> [Saved data entries]:
^^^^^^^^^^^^^^^^

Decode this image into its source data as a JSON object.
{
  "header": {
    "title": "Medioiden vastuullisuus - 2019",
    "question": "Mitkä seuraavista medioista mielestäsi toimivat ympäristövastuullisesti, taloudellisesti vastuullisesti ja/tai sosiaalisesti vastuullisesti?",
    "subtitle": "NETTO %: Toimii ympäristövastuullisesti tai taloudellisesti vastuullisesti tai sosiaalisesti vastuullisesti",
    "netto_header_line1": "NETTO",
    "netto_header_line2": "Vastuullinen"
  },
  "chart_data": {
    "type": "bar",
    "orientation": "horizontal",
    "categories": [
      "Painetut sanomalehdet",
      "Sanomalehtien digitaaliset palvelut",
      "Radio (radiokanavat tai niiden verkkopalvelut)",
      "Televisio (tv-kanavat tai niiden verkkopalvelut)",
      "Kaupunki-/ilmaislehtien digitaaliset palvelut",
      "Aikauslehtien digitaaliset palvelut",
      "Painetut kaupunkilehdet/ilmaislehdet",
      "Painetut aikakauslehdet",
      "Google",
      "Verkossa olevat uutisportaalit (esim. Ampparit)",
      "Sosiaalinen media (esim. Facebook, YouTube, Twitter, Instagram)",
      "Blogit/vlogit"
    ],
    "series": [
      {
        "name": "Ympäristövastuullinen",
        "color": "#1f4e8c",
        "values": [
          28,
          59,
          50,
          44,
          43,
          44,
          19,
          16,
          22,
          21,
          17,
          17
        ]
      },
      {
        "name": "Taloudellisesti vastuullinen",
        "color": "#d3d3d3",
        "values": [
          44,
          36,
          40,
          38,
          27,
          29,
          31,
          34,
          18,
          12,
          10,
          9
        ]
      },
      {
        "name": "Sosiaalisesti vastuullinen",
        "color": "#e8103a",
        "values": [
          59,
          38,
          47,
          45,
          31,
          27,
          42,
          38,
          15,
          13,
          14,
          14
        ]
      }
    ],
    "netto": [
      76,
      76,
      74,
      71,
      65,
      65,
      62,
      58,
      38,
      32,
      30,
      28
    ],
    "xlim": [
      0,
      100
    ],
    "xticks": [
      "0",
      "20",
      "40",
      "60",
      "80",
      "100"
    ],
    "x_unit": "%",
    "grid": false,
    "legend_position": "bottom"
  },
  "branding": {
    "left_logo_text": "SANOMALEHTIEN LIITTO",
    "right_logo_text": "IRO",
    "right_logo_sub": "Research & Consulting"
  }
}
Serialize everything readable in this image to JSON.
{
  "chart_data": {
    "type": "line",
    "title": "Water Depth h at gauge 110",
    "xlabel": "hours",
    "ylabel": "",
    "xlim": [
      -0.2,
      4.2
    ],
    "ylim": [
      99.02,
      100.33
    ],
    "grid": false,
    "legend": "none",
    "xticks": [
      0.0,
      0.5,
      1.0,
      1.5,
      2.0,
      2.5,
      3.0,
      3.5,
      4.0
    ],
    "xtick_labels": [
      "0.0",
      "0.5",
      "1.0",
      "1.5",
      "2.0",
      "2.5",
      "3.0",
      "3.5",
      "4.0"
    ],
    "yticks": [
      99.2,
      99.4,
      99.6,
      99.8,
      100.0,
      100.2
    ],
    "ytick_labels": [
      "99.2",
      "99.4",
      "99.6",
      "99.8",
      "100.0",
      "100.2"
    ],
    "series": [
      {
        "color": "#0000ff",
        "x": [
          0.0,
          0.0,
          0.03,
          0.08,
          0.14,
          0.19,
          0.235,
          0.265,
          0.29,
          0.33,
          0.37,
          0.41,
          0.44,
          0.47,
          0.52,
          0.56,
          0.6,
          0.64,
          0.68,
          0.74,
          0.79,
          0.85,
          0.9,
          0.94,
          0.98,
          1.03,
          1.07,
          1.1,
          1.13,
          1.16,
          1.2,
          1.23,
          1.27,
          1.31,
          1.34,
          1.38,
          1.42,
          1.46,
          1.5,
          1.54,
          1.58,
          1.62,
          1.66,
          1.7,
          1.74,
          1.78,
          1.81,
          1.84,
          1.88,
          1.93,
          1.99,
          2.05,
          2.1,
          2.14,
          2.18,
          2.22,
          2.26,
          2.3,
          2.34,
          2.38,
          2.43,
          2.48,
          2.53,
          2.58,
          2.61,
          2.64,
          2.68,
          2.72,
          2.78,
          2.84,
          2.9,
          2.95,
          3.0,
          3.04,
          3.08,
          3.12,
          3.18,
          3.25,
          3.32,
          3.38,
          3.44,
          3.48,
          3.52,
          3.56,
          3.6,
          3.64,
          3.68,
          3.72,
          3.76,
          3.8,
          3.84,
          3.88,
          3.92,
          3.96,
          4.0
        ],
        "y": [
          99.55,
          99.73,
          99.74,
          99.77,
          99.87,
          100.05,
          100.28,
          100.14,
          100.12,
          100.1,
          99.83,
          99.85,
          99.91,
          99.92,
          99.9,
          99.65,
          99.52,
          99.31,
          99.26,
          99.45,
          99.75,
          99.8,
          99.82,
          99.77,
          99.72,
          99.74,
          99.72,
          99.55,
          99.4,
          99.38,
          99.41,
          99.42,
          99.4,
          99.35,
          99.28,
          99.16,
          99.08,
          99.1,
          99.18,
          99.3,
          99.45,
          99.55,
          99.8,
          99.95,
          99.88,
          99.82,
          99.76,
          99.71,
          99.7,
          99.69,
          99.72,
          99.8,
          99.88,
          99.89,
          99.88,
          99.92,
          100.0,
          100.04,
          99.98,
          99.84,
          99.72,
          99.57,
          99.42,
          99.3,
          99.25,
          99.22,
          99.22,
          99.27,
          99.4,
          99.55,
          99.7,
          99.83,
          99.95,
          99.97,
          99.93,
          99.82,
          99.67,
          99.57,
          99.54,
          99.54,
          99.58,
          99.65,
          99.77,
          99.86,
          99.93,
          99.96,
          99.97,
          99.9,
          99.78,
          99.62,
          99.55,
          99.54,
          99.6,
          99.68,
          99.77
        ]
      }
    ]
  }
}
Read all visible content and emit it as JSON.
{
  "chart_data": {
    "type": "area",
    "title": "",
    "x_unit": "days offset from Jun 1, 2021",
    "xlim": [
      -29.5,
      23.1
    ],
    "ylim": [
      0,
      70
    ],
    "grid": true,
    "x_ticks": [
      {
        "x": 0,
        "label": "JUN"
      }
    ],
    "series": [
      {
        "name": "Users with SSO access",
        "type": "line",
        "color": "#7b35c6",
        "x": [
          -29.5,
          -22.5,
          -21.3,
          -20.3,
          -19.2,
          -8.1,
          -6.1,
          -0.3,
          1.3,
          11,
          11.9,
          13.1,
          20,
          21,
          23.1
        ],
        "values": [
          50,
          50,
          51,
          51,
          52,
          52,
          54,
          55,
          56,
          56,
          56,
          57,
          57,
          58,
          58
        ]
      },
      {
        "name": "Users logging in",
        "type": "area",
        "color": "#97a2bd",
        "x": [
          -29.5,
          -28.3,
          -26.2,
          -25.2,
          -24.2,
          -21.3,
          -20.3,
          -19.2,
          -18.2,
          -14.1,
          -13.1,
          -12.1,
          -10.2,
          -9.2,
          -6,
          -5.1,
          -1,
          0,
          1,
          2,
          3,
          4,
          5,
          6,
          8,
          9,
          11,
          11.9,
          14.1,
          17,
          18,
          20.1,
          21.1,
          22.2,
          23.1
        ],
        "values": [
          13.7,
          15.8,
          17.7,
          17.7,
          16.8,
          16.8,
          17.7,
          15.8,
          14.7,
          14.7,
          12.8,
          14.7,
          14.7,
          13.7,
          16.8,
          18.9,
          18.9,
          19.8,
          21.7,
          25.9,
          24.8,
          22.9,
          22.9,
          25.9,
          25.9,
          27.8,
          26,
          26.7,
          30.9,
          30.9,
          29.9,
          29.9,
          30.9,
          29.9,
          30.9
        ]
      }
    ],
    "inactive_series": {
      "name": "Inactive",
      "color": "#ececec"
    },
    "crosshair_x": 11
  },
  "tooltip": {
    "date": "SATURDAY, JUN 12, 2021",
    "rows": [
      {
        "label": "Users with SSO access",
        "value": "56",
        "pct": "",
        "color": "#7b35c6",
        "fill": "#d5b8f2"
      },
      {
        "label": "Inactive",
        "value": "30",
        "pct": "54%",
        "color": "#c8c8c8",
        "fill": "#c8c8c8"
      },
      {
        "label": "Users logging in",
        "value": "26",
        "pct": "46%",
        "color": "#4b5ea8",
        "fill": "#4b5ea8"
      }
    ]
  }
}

^^^^^^^^^^^^^^^^

Look through the records and gather each line with the word "name".

        "name": "Ympäristövastuullinen",
        "name": "Taloudellisesti vastuullinen",
        "name": "Sosiaalisesti vastuullinen",
        "name": "Users with SSO access",
        "name": "Users logging in",
      "name": "Inactive",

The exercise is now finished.